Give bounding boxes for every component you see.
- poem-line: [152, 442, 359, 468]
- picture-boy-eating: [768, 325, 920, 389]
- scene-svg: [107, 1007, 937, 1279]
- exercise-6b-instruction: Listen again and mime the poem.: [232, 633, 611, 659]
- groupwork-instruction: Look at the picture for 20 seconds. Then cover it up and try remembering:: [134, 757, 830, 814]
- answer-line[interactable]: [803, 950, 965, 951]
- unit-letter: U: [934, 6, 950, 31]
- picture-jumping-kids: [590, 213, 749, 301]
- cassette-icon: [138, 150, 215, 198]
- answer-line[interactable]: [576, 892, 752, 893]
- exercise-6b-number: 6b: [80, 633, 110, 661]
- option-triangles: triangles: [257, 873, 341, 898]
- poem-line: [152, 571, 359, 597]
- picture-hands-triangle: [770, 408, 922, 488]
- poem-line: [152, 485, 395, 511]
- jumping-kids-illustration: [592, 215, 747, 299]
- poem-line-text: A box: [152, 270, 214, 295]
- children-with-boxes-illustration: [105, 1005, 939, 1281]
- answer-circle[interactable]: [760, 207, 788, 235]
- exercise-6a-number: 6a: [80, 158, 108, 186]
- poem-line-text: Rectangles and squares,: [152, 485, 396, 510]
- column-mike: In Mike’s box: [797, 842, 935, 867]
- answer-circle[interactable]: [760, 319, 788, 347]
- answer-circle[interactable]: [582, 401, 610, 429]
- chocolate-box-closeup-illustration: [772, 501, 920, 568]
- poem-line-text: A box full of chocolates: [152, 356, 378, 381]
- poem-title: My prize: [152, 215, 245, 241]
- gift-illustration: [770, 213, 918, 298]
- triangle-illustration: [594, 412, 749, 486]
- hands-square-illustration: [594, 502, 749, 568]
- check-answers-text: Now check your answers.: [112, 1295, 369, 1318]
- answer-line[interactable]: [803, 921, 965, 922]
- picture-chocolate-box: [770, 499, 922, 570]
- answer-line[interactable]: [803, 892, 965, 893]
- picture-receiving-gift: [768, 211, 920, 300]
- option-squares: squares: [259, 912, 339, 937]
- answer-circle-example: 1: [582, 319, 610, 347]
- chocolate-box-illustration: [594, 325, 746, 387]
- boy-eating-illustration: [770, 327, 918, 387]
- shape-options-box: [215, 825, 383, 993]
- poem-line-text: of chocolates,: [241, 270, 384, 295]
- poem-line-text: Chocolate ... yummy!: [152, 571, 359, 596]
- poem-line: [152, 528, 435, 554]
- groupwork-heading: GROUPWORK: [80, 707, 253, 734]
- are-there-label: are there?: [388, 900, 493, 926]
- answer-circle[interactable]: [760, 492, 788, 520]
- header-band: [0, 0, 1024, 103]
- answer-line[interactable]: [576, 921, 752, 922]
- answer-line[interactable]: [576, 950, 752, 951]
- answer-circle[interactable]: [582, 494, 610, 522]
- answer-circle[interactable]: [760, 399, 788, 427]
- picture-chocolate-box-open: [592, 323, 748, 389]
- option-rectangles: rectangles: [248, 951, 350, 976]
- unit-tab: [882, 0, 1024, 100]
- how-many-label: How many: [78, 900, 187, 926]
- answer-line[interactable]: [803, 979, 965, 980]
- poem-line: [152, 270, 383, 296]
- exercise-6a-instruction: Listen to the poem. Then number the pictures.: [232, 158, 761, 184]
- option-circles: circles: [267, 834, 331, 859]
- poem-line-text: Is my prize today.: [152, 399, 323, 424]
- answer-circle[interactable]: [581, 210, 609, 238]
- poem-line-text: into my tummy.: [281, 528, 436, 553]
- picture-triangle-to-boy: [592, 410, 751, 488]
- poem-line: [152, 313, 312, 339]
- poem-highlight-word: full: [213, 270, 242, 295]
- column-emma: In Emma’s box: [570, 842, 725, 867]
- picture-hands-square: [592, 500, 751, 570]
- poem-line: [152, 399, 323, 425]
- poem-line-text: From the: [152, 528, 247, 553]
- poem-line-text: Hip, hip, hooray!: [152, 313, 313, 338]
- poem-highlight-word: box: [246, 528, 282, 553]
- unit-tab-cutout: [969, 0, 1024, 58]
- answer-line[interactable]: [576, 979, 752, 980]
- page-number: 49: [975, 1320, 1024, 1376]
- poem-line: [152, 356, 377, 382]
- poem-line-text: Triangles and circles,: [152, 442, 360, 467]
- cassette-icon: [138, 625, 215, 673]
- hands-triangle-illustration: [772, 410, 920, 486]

===============

> [Given problem]:
Recast the lines above as a Markdown table with the columns "Number" and "Line", one row per line, leaving out any blank lines.

> [Exercise output]:
| Number | Line |
|---|---|
| 1 | Give bounding boxes for every component you see. |
| 2 | - poem-line: [152, 442, 359, 468] |
| 3 | - picture-boy-eating: [768, 325, 920, 389] |
| 4 | - scene-svg: [107, 1007, 937, 1279] |
| 5 | - exercise-6b-instruction: Listen again and mime the poem.: [232, 633, 611, 659] |
| 6 | - groupwork-instruction: Look at the picture for 20 seconds. Then cover it up and try remembering:: [134, 757, 830, 814] |
| 7 | - answer-line[interactable]: [803, 950, 965, 951] |
| 8 | - unit-letter: U: [934, 6, 950, 31] |
| 9 | - picture-jumping-kids: [590, 213, 749, 301] |
| 10 | - cassette-icon: [138, 150, 215, 198] |
| 11 | - answer-line[interactable]: [576, 892, 752, 893] |
| 12 | - exercise-6b-number: 6b: [80, 633, 110, 661] |
| 13 | - option-triangles: triangles: [257, 873, 341, 898] |
| 14 | - poem-line: [152, 571, 359, 597] |
| 15 | - picture-hands-triangle: [770, 408, 922, 488] |
| 16 | - poem-line: [152, 485, 395, 511] |
| 17 | - jumping-kids-illustration: [592, 215, 747, 299] |
| 18 | - poem-line-text: A box: [152, 270, 214, 295] |
| 19 | - children-with-boxes-illustration: [105, 1005, 939, 1281] |
| 20 | - answer-circle[interactable]: [760, 207, 788, 235] |
| 21 | - exercise-6a-number: 6a: [80, 158, 108, 186] |
| 22 | - poem-line-text: Rectangles and squares,: [152, 485, 396, 510] |
| 23 | - column-mike: In Mike’s box: [797, 842, 935, 867] |
| 24 | - answer-circle[interactable]: [760, 319, 788, 347] |
| 25 | - answer-circle[interactable]: [582, 401, 610, 429] |
| 26 | - chocolate-box-closeup-illustration: [772, 501, 920, 568] |
| 27 | - poem-line-text: A box full of chocolates: [152, 356, 378, 381] |
| 28 | - poem-title: My prize: [152, 215, 245, 241] |
| 29 | - gift-illustration: [770, 213, 918, 298] |
| 30 | - triangle-illustration: [594, 412, 749, 486] |
| 31 | - hands-square-illustration: [594, 502, 749, 568] |
| 32 | - check-answers-text: Now check your answers.: [112, 1295, 369, 1318] |
| 33 | - answer-line[interactable]: [803, 921, 965, 922] |
| 34 | - picture-chocolate-box: [770, 499, 922, 570] |
| 35 | - answer-line[interactable]: [803, 892, 965, 893] |
| 36 | - picture-receiving-gift: [768, 211, 920, 300] |
| 37 | - option-squares: squares: [259, 912, 339, 937] |
| 38 | - answer-circle-example: 1: [582, 319, 610, 347] |
| 39 | - chocolate-box-illustration: [594, 325, 746, 387] |
| 40 | - boy-eating-illustration: [770, 327, 918, 387] |
| 41 | - shape-options-box: [215, 825, 383, 993] |
| 42 | - poem-line-text: of chocolates,: [241, 270, 384, 295] |
| 43 | - poem-line-text: Chocolate ... yummy!: [152, 571, 359, 596] |
| 44 | - poem-line: [152, 528, 435, 554] |
| 45 | - groupwork-heading: GROUPWORK: [80, 707, 253, 734] |
| 46 | - are-there-label: are there?: [388, 900, 493, 926] |
| 47 | - answer-circle[interactable]: [760, 492, 788, 520] |
| 48 | - header-band: [0, 0, 1024, 103] |
| 49 | - answer-line[interactable]: [576, 921, 752, 922] |
| 50 | - answer-line[interactable]: [576, 950, 752, 951] |
| 51 | - answer-circle[interactable]: [582, 494, 610, 522] |
| 52 | - answer-circle[interactable]: [760, 399, 788, 427] |
| 53 | - picture-chocolate-box-open: [592, 323, 748, 389] |
| 54 | - option-rectangles: rectangles: [248, 951, 350, 976] |
| 55 | - unit-tab: [882, 0, 1024, 100] |
| 56 | - how-many-label: How many: [78, 900, 187, 926] |
| 57 | - answer-line[interactable]: [803, 979, 965, 980] |
| 58 | - poem-line: [152, 270, 383, 296] |
| 59 | - exercise-6a-instruction: Listen to the poem. Then number the pictures.: [232, 158, 761, 184] |
| 60 | - option-circles: circles: [267, 834, 331, 859] |
| 61 | - poem-line-text: Is my prize today.: [152, 399, 323, 424] |
| 62 | - answer-circle[interactable]: [581, 210, 609, 238] |
| 63 | - poem-line-text: into my tummy.: [281, 528, 436, 553] |
| 64 | - picture-triangle-to-boy: [592, 410, 751, 488] |
| 65 | - poem-line: [152, 313, 312, 339] |
| 66 | - poem-highlight-word: full: [213, 270, 242, 295] |
| 67 | - column-emma: In Emma’s box: [570, 842, 725, 867] |
| 68 | - picture-hands-square: [592, 500, 751, 570] |
| 69 | - poem-line: [152, 399, 323, 425] |
| 70 | - poem-line-text: From the: [152, 528, 247, 553] |
| 71 | - poem-line-text: Hip, hip, hooray!: [152, 313, 313, 338] |
| 72 | - poem-highlight-word: box: [246, 528, 282, 553] |
| 73 | - unit-tab-cutout: [969, 0, 1024, 58] |
| 74 | - answer-line[interactable]: [576, 979, 752, 980] |
| 75 | - page-number: 49: [975, 1320, 1024, 1376] |
| 76 | - poem-line: [152, 356, 377, 382] |
| 77 | - poem-line-text: Triangles and circles,: [152, 442, 360, 467] |
| 78 | - cassette-icon: [138, 625, 215, 673] |
| 79 | - hands-triangle-illustration: [772, 410, 920, 486] |